GIVEN ENTRIES -
#####

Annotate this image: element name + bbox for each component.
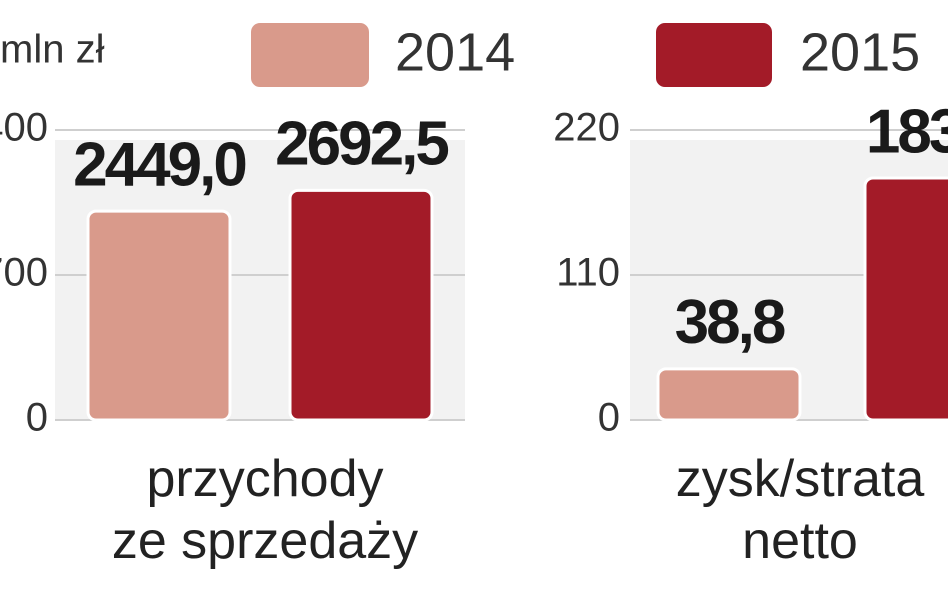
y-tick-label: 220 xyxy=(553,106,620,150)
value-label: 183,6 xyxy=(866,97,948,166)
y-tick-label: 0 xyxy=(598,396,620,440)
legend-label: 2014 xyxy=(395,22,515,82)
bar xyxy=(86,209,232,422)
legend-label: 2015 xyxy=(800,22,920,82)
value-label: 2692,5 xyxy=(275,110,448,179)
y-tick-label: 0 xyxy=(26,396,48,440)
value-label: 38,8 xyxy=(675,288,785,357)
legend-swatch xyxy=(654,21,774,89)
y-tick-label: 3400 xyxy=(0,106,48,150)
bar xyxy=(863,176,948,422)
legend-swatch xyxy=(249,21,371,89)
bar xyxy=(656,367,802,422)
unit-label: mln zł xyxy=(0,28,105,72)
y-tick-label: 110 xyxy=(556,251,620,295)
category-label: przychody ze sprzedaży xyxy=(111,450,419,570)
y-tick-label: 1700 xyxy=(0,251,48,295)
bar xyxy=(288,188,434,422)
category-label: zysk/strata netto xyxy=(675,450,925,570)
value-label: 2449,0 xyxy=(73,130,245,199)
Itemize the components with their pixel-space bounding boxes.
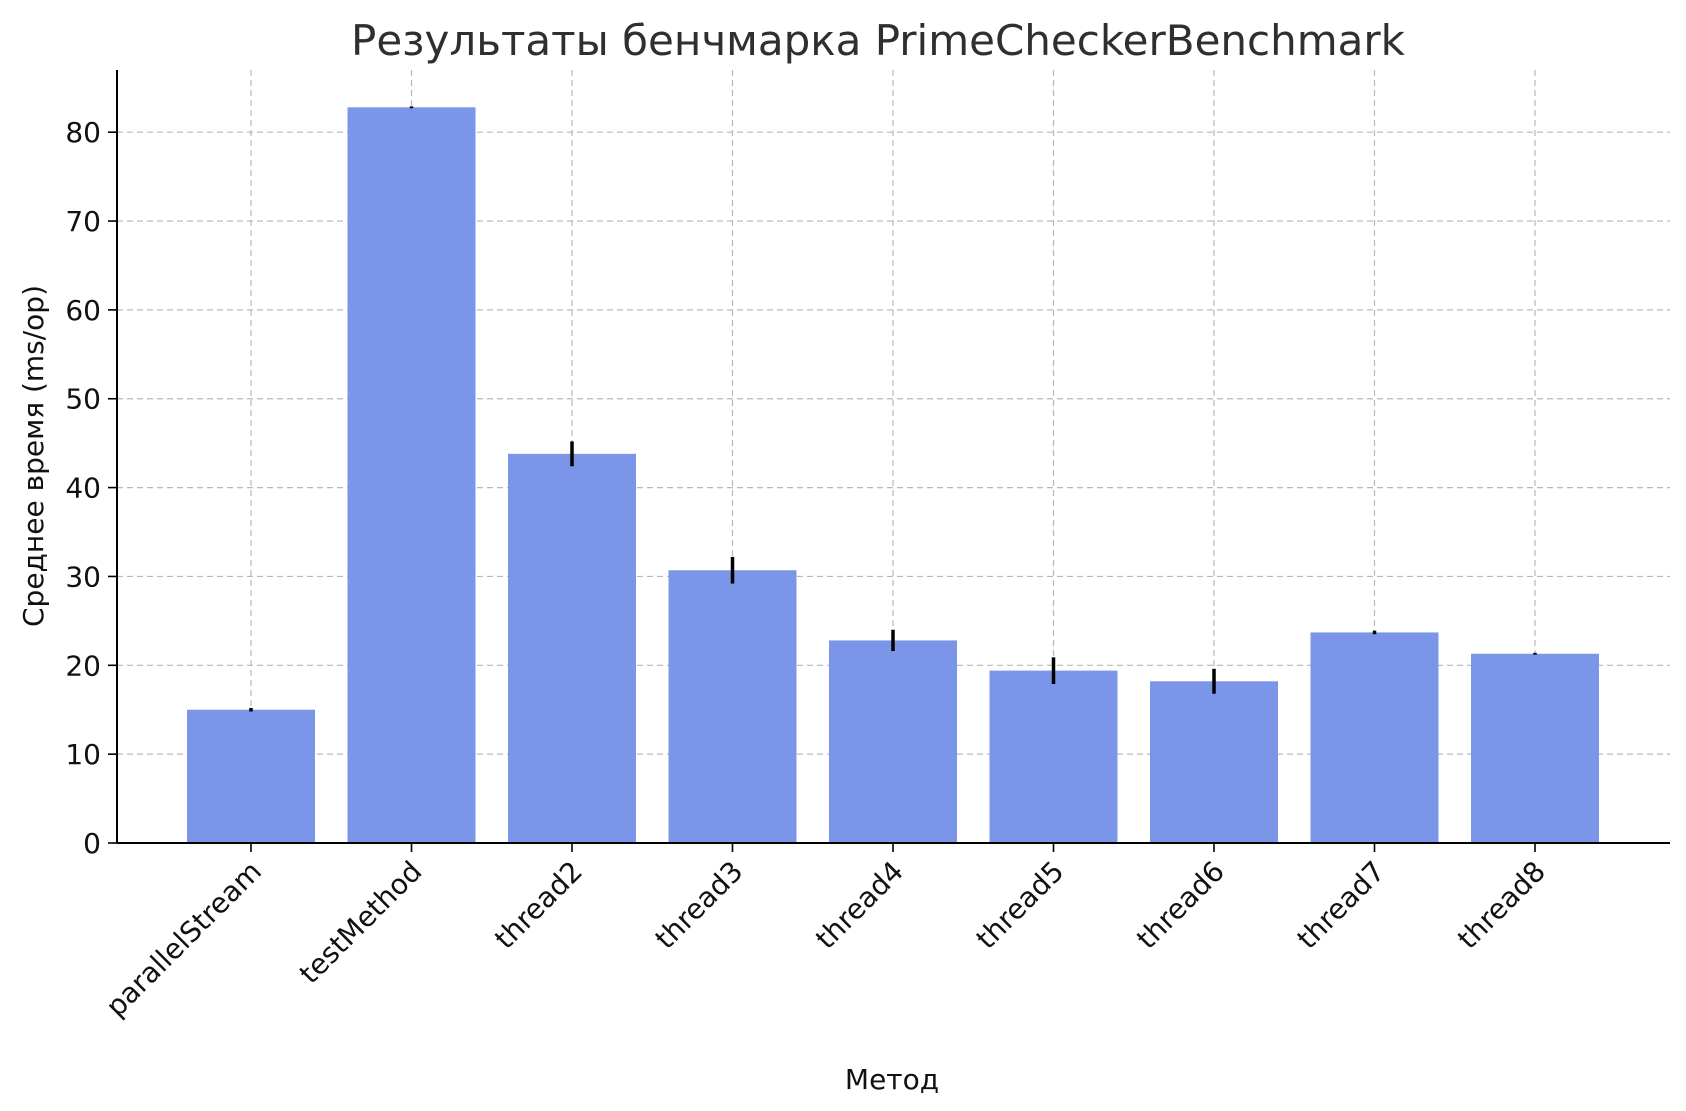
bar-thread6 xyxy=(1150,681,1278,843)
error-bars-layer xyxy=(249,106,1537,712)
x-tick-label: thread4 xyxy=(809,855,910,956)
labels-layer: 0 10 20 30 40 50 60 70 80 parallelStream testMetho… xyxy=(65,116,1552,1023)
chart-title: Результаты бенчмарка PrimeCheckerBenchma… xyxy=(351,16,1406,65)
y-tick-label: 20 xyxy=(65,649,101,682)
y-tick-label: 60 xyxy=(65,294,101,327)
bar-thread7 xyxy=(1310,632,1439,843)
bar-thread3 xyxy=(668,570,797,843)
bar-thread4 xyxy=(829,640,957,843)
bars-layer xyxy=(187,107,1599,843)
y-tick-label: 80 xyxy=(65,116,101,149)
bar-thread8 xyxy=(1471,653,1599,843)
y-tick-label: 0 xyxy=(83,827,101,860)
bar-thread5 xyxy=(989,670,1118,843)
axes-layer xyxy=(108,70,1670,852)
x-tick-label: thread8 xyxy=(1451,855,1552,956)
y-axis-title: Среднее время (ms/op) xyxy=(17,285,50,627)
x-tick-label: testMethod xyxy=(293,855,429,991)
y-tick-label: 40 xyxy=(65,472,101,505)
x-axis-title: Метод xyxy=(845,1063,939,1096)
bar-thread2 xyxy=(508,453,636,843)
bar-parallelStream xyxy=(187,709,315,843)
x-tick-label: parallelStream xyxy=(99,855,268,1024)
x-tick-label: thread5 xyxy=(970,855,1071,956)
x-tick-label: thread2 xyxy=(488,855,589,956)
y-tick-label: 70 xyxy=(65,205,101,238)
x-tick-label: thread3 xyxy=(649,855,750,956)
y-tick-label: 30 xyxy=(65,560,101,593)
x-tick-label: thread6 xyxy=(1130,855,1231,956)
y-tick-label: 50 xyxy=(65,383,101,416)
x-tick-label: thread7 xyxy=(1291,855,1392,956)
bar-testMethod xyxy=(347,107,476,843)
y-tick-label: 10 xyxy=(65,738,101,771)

#####

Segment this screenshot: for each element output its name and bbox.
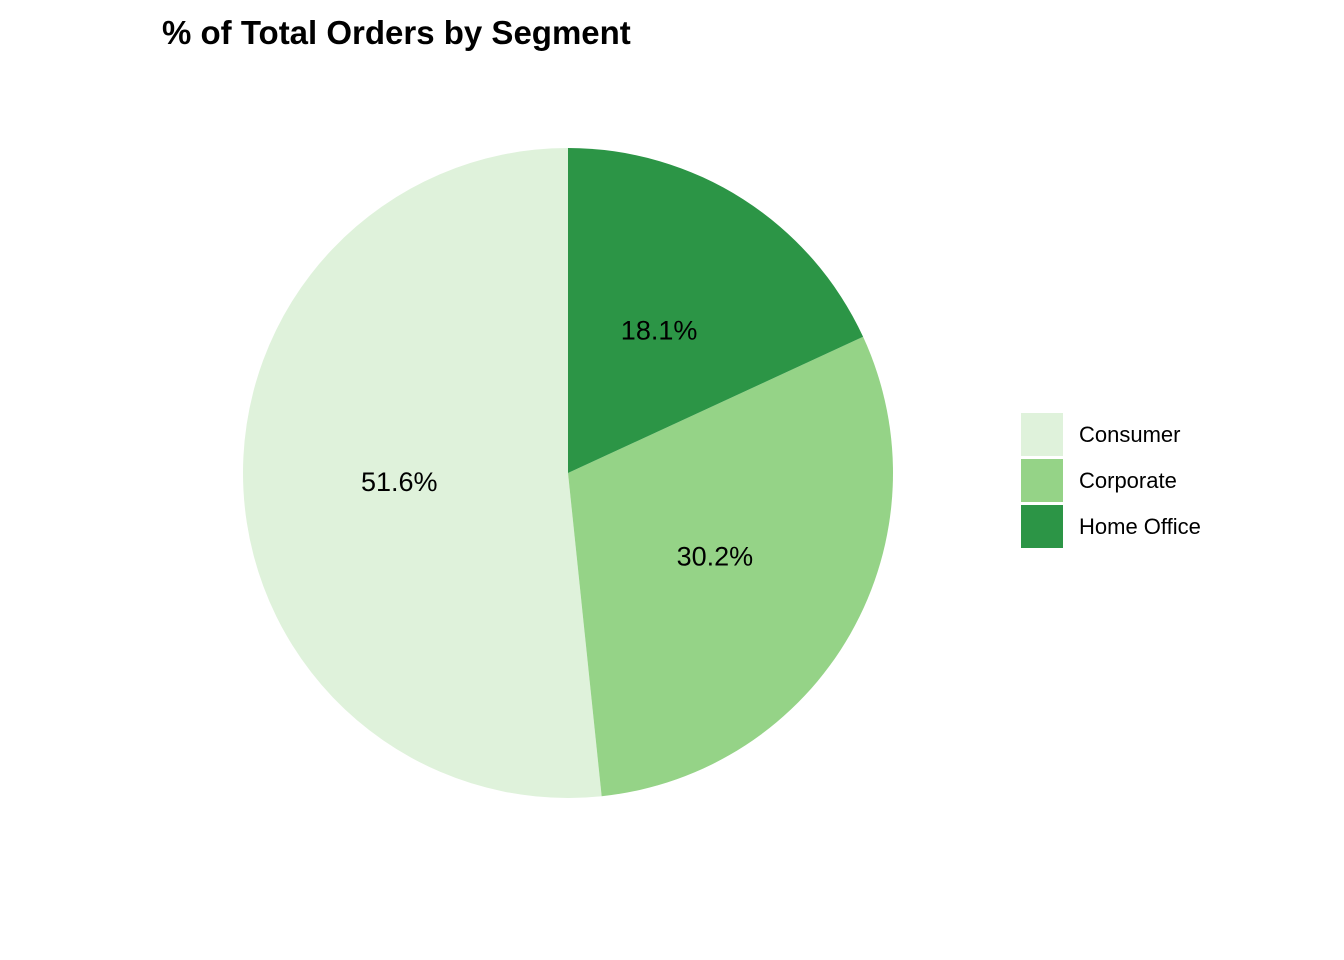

#####

WHAT YOU WILL DO - Pull out every row starting at the one containing "Itemize the components" and ending at the one containing "labels-layer: 0 10", both included, and leave out any pictures.

COMPLETED TASK -
Itemize the components with their pixel-space bounding boxes.
bar-thread6 xyxy=(1150,681,1278,843)
error-bars-layer xyxy=(249,106,1537,712)
x-tick-label: thread4 xyxy=(809,855,910,956)
labels-layer: 0 10 20 30 40 50 60 70 80 parallelStream testMetho… xyxy=(65,116,1552,1023)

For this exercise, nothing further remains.